───── GIVEN RECORDS ─────

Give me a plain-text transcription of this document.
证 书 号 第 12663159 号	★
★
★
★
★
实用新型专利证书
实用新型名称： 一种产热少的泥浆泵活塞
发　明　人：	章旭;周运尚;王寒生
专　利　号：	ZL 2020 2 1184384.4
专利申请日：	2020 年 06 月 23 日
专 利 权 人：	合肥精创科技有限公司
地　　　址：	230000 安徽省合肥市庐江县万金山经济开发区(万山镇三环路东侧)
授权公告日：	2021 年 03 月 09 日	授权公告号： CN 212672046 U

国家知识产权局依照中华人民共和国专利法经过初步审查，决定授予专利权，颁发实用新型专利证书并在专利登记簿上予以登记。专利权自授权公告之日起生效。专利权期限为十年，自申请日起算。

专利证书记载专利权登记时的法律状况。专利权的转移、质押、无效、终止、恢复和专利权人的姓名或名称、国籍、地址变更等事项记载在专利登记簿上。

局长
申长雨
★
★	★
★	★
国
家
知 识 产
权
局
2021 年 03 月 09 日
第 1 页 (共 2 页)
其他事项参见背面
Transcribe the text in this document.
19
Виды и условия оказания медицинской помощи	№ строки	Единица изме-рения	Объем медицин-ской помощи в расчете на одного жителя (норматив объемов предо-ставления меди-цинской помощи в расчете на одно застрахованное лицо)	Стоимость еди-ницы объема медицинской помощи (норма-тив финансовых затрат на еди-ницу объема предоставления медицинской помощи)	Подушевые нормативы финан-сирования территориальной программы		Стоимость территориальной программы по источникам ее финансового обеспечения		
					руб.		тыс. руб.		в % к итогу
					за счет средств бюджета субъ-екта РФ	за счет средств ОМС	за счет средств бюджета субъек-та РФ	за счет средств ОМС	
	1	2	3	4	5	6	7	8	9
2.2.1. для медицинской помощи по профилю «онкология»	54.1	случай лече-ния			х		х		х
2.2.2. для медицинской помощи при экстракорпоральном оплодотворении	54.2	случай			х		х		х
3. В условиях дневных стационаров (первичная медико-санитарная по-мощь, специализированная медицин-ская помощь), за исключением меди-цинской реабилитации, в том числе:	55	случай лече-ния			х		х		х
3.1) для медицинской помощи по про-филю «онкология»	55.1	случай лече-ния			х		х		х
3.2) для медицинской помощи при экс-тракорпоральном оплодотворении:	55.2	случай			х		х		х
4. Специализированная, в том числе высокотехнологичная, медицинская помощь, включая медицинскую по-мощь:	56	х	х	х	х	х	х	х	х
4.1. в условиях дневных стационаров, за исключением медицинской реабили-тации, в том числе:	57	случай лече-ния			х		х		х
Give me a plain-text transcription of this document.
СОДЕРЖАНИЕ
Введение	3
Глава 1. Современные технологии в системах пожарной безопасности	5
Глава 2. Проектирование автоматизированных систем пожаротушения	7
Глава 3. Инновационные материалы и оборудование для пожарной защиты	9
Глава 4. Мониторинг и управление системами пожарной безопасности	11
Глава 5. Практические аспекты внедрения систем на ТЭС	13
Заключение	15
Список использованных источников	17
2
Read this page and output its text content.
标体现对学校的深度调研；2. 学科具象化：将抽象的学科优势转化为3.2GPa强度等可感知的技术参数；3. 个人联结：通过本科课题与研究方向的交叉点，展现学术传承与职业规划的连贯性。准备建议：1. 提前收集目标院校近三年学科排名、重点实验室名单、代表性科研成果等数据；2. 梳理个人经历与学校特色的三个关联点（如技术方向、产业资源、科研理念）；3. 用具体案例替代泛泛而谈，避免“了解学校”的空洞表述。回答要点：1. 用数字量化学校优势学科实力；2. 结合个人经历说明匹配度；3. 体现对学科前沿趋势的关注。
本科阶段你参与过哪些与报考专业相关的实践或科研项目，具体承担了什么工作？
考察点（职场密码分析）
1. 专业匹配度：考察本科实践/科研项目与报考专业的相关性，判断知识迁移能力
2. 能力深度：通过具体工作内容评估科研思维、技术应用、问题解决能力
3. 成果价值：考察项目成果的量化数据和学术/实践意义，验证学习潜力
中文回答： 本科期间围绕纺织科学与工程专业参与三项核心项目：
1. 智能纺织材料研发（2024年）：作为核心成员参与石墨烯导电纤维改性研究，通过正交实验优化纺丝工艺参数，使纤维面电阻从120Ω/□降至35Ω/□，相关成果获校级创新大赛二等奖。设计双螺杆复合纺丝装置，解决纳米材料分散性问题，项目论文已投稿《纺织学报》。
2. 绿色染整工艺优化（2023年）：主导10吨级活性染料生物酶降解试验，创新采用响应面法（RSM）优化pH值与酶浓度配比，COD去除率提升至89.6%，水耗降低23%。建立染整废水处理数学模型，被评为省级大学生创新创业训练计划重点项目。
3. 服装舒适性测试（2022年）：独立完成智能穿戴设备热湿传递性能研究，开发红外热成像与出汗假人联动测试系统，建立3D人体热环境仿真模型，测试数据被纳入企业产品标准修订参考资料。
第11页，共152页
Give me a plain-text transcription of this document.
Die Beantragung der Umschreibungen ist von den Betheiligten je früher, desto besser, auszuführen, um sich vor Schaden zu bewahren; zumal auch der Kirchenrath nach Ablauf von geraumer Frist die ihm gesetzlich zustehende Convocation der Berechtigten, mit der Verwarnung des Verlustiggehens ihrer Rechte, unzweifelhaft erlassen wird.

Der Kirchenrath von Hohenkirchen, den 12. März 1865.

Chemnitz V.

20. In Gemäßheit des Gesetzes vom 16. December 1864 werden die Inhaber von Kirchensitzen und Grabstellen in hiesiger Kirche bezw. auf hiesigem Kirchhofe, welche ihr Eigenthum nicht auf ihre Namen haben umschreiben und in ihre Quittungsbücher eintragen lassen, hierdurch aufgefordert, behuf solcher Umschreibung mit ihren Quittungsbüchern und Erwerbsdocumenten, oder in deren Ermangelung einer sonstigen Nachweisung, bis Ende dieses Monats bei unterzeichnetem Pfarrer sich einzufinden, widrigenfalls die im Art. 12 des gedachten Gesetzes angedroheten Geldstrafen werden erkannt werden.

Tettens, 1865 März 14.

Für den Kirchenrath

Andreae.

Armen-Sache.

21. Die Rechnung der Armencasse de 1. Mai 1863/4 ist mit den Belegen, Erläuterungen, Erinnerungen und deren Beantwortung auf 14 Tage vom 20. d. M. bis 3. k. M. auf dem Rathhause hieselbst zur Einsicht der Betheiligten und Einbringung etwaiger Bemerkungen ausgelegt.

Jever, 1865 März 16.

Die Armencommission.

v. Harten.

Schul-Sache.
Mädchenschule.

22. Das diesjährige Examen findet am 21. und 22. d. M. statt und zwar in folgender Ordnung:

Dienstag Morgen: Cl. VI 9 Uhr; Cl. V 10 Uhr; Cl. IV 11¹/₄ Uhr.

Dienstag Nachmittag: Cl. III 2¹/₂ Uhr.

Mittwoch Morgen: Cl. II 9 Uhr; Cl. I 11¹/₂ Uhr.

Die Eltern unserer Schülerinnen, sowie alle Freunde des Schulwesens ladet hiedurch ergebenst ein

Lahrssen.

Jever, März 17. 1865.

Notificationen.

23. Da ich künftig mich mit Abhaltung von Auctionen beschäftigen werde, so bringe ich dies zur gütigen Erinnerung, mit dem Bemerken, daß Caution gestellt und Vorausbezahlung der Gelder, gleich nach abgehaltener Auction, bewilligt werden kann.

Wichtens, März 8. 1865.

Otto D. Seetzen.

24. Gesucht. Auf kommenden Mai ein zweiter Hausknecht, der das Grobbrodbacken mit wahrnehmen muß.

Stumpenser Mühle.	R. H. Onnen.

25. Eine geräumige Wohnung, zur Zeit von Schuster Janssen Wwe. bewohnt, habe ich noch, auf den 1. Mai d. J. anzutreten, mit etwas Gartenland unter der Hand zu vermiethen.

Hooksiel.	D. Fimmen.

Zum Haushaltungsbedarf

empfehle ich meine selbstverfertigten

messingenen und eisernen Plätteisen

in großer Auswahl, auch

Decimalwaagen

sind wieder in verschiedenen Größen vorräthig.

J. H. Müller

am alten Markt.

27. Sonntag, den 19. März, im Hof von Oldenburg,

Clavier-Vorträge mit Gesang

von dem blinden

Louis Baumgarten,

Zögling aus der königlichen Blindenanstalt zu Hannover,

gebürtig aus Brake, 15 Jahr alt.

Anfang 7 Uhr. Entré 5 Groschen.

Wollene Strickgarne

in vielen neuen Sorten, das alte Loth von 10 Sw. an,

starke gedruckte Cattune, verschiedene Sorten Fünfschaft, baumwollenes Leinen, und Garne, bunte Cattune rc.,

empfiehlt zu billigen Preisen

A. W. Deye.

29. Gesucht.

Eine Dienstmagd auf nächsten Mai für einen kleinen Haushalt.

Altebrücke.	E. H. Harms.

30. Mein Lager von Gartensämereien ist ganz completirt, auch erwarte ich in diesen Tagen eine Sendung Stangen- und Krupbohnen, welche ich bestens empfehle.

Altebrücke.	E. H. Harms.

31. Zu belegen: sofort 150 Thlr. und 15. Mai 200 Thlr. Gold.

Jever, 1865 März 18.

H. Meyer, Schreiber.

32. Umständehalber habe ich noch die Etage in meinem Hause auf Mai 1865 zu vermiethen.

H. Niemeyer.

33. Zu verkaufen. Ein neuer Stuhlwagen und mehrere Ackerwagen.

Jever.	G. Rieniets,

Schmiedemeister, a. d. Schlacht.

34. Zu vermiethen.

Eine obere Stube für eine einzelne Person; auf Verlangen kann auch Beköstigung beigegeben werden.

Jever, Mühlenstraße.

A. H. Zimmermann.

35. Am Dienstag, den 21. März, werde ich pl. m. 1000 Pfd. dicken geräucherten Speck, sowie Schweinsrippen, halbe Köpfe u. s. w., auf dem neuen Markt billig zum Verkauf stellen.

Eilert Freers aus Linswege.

─────

> REQUIRED WORK
List the lines that contain the word "Dienstag".

> EXERCISE RESULT
Dienstag Morgen: Cl. VI 9 Uhr; Cl. V 10 Uhr; Cl. IV 11¹/₄ Uhr.
Dienstag Nachmittag: Cl. III 2¹/₂ Uhr.
35. Am Dienstag, den 21. März, werde ich pl. m. 1000 Pfd. dicken geräucherten Speck, sowie Schweinsrippen, halbe Köpfe u. s. w., auf dem neuen Markt billig zum Verkauf stellen.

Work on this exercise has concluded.